Will you give every entry again exactly as it stands?
========================================
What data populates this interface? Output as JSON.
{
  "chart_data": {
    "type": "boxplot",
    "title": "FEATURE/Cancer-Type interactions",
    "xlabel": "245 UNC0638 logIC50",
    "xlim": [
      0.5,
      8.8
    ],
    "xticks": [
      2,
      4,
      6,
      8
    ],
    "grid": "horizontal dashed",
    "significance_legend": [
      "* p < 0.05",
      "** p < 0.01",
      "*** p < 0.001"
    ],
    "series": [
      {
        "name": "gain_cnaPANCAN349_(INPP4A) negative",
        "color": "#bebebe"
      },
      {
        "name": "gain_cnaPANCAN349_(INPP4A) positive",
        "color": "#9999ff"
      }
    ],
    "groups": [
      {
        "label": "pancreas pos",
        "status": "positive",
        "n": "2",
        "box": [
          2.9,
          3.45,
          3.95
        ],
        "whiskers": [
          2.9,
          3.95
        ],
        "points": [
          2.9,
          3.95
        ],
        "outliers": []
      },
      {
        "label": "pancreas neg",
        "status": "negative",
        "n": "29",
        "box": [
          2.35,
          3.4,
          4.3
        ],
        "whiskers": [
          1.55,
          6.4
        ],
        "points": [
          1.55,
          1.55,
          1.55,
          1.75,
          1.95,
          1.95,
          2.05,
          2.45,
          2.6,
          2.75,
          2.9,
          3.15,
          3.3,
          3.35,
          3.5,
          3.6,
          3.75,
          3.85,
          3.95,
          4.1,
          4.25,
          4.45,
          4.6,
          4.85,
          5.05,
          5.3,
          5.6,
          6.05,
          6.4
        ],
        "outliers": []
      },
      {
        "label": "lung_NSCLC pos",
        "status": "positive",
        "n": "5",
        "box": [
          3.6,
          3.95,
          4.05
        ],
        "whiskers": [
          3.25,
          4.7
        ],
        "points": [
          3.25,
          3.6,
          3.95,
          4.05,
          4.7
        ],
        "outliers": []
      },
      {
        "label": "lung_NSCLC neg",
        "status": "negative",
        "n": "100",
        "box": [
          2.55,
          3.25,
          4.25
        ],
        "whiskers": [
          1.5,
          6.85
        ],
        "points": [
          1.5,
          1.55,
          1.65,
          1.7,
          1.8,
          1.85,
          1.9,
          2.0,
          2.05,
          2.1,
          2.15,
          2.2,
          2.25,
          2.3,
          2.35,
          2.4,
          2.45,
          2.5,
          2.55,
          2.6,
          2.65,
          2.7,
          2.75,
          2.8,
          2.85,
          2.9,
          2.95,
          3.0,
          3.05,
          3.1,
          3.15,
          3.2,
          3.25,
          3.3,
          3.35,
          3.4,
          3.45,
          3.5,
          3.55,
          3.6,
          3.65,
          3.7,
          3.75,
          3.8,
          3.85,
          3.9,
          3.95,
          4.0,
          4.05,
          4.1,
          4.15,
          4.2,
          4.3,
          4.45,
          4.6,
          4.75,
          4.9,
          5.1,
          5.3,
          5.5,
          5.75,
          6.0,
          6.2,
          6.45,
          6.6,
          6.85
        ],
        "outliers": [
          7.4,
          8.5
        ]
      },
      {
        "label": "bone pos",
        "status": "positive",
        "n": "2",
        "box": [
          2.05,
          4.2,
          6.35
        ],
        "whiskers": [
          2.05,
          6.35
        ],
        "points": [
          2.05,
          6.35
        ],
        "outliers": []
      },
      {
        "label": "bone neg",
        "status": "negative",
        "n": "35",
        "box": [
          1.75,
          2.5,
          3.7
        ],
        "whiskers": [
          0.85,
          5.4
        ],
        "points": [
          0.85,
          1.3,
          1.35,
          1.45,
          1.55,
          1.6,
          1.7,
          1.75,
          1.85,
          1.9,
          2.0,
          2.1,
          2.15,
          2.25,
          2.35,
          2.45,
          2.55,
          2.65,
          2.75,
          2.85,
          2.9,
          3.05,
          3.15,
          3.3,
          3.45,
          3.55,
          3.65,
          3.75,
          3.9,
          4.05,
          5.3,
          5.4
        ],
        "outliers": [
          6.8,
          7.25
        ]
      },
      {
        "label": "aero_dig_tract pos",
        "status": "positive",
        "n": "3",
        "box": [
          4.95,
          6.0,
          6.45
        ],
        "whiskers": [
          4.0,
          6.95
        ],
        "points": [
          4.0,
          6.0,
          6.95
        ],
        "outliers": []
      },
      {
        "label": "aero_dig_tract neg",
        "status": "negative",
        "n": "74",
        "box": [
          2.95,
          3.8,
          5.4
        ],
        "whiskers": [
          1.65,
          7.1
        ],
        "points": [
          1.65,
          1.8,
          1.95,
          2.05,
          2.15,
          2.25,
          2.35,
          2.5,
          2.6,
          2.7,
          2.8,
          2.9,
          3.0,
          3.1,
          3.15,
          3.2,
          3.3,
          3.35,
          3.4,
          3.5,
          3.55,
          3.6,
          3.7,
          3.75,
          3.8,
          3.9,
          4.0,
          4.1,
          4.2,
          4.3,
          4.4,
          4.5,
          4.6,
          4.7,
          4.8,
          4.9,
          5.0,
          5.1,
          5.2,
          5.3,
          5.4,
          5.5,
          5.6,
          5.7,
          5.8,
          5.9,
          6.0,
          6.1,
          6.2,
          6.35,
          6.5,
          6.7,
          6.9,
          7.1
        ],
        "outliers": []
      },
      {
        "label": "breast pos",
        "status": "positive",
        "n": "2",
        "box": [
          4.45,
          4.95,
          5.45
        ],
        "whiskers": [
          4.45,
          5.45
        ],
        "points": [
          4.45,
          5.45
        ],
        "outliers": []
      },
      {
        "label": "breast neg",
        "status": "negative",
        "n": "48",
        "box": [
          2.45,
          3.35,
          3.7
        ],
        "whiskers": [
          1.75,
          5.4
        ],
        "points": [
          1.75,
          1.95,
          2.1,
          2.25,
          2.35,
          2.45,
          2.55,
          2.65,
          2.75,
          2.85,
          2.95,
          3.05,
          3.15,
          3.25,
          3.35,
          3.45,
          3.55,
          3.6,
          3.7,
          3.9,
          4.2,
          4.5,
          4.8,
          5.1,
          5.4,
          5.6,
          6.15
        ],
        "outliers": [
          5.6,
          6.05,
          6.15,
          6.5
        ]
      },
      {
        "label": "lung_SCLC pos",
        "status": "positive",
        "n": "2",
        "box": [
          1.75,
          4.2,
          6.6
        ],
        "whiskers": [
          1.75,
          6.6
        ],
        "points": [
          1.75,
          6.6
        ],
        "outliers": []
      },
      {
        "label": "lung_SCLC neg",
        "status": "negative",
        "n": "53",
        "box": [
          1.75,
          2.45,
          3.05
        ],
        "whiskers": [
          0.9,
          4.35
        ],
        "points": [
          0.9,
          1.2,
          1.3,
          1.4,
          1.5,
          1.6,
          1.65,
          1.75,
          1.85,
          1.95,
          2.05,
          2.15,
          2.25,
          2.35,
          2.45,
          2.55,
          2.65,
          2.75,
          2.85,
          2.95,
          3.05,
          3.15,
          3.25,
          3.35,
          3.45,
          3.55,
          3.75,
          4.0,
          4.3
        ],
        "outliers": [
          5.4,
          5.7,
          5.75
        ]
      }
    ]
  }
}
========================================
** Result of this task **
What data populates this interface? Output as JSON.
{
  "chart_data": {
    "type": "boxplot",
    "title": "FEATURE/Cancer-Type interactions",
    "xlabel": "245 UNC0638 logIC50",
    "xlim": [
      0.5,
      8.8
    ],
    "xticks": [
      2,
      4,
      6,
      8
    ],
    "grid": "horizontal dashed",
    "significance_legend": [
      "* p < 0.05",
      "** p < 0.01",
      "*** p < 0.001"
    ],
    "series": [
      {
        "name": "gain_cnaPANCAN349_(INPP4A) negative",
        "color": "#bebebe"
      },
      {
        "name": "gain_cnaPANCAN349_(INPP4A) positive",
        "color": "#9999ff"
      }
    ],
    "groups": [
      {
        "label": "pancreas pos",
        "status": "positive",
        "n": "2",
        "box": [
          2.9,
          3.45,
          3.95
        ],
        "whiskers": [
          2.9,
          3.95
        ],
        "points": [
          2.9,
          3.95
        ],
        "outliers": []
      },
      {
        "label": "pancreas neg",
        "status": "negative",
        "n": "29",
        "box": [
          2.35,
          3.4,
          4.3
        ],
        "whiskers": [
          1.55,
          6.4
        ],
        "points": [
          1.55,
          1.55,
          1.55,
          1.75,
          1.95,
          1.95,
          2.05,
          2.45,
          2.6,
          2.75,
          2.9,
          3.15,
          3.3,
          3.35,
          3.5,
          3.6,
          3.75,
          3.85,
          3.95,
          4.1,
          4.25,
          4.45,
          4.6,
          4.85,
          5.05,
          5.3,
          5.6,
          6.05,
          6.4
        ],
        "outliers": []
      },
      {
        "label": "lung_NSCLC pos",
        "status": "positive",
        "n": "5",
        "box": [
          3.6,
          3.95,
          4.05
        ],
        "whiskers": [
          3.25,
          4.7
        ],
        "points": [
          3.25,
          3.6,
          3.95,
          4.05,
          4.7
        ],
        "outliers": []
      },
      {
        "label": "lung_NSCLC neg",
        "status": "negative",
        "n": "100",
        "box": [
          2.55,
          3.25,
          4.25
        ],
        "whiskers": [
          1.5,
          6.85
        ],
        "points": [
          1.5,
          1.55,
          1.65,
          1.7,
          1.8,
          1.85,
          1.9,
          2.0,
          2.05,
          2.1,
          2.15,
          2.2,
          2.25,
          2.3,
          2.35,
          2.4,
          2.45,
          2.5,
          2.55,
          2.6,
          2.65,
          2.7,
          2.75,
          2.8,
          2.85,
          2.9,
          2.95,
          3.0,
          3.05,
          3.1,
          3.15,
          3.2,
          3.25,
          3.3,
          3.35,
          3.4,
          3.45,
          3.5,
          3.55,
          3.6,
          3.65,
          3.7,
          3.75,
          3.8,
          3.85,
          3.9,
          3.95,
          4.0,
          4.05,
          4.1,
          4.15,
          4.2,
          4.3,
          4.45,
          4.6,
          4.75,
          4.9,
          5.1,
          5.3,
          5.5,
          5.75,
          6.0,
          6.2,
          6.45,
          6.6,
          6.85
        ],
        "outliers": [
          7.4,
          8.5
        ]
      },
      {
        "label": "bone pos",
        "status": "positive",
        "n": "2",
        "box": [
          2.05,
          4.2,
          6.35
        ],
        "whiskers": [
          2.05,
          6.35
        ],
        "points": [
          2.05,
          6.35
        ],
        "outliers": []
      },
      {
        "label": "bone neg",
        "status": "negative",
        "n": "35",
        "box": [
          1.75,
          2.5,
          3.7
        ],
        "whiskers": [
          0.85,
          5.4
        ],
        "points": [
          0.85,
          1.3,
          1.35,
          1.45,
          1.55,
          1.6,
          1.7,
          1.75,
          1.85,
          1.9,
          2.0,
          2.1,
          2.15,
          2.25,
          2.35,
          2.45,
          2.55,
          2.65,
          2.75,
          2.85,
          2.9,
          3.05,
          3.15,
          3.3,
          3.45,
          3.55,
          3.65,
          3.75,
          3.9,
          4.05,
          5.3,
          5.4
        ],
        "outliers": [
          6.8,
          7.25
        ]
      },
      {
        "label": "aero_dig_tract pos",
        "status": "positive",
        "n": "3",
        "box": [
          4.95,
          6.0,
          6.45
        ],
        "whiskers": [
          4.0,
          6.95
        ],
        "points": [
          4.0,
          6.0,
          6.95
        ],
        "outliers": []
      },
      {
        "label": "aero_dig_tract neg",
        "status": "negative",
        "n": "74",
        "box": [
          2.95,
          3.8,
          5.4
        ],
        "whiskers": [
          1.65,
          7.1
        ],
        "points": [
          1.65,
          1.8,
          1.95,
          2.05,
          2.15,
          2.25,
          2.35,
          2.5,
          2.6,
          2.7,
          2.8,
          2.9,
          3.0,
          3.1,
          3.15,
          3.2,
          3.3,
          3.35,
          3.4,
          3.5,
          3.55,
          3.6,
          3.7,
          3.75,
          3.8,
          3.9,
          4.0,
          4.1,
          4.2,
          4.3,
          4.4,
          4.5,
          4.6,
          4.7,
          4.8,
          4.9,
          5.0,
          5.1,
          5.2,
          5.3,
          5.4,
          5.5,
          5.6,
          5.7,
          5.8,
          5.9,
          6.0,
          6.1,
          6.2,
          6.35,
          6.5,
          6.7,
          6.9,
          7.1
        ],
        "outliers": []
      },
      {
        "label": "breast pos",
        "status": "positive",
        "n": "2",
        "box": [
          4.45,
          4.95,
          5.45
        ],
        "whiskers": [
          4.45,
          5.45
        ],
        "points": [
          4.45,
          5.45
        ],
        "outliers": []
      },
      {
        "label": "breast neg",
        "status": "negative",
        "n": "48",
        "box": [
          2.45,
          3.35,
          3.7
        ],
        "whiskers": [
          1.75,
          5.4
        ],
        "points": [
          1.75,
          1.95,
          2.1,
          2.25,
          2.35,
          2.45,
          2.55,
          2.65,
          2.75,
          2.85,
          2.95,
          3.05,
          3.15,
          3.25,
          3.35,
          3.45,
          3.55,
          3.6,
          3.7,
          3.9,
          4.2,
          4.5,
          4.8,
          5.1,
          5.4,
          5.6,
          6.15
        ],
        "outliers": [
          5.6,
          6.05,
          6.15,
          6.5
        ]
      },
      {
        "label": "lung_SCLC pos",
        "status": "positive",
        "n": "2",
        "box": [
          1.75,
          4.2,
          6.6
        ],
        "whiskers": [
          1.75,
          6.6
        ],
        "points": [
          1.75,
          6.6
        ],
        "outliers": []
      },
      {
        "label": "lung_SCLC neg",
        "status": "negative",
        "n": "53",
        "box": [
          1.75,
          2.45,
          3.05
        ],
        "whiskers": [
          0.9,
          4.35
        ],
        "points": [
          0.9,
          1.2,
          1.3,
          1.4,
          1.5,
          1.6,
          1.65,
          1.75,
          1.85,
          1.95,
          2.05,
          2.15,
          2.25,
          2.35,
          2.45,
          2.55,
          2.65,
          2.75,
          2.85,
          2.95,
          3.05,
          3.15,
          3.25,
          3.35,
          3.45,
          3.55,
          3.75,
          4.0,
          4.3
        ],
        "outliers": [
          5.4,
          5.7,
          5.75
        ]
      }
    ]
  }
}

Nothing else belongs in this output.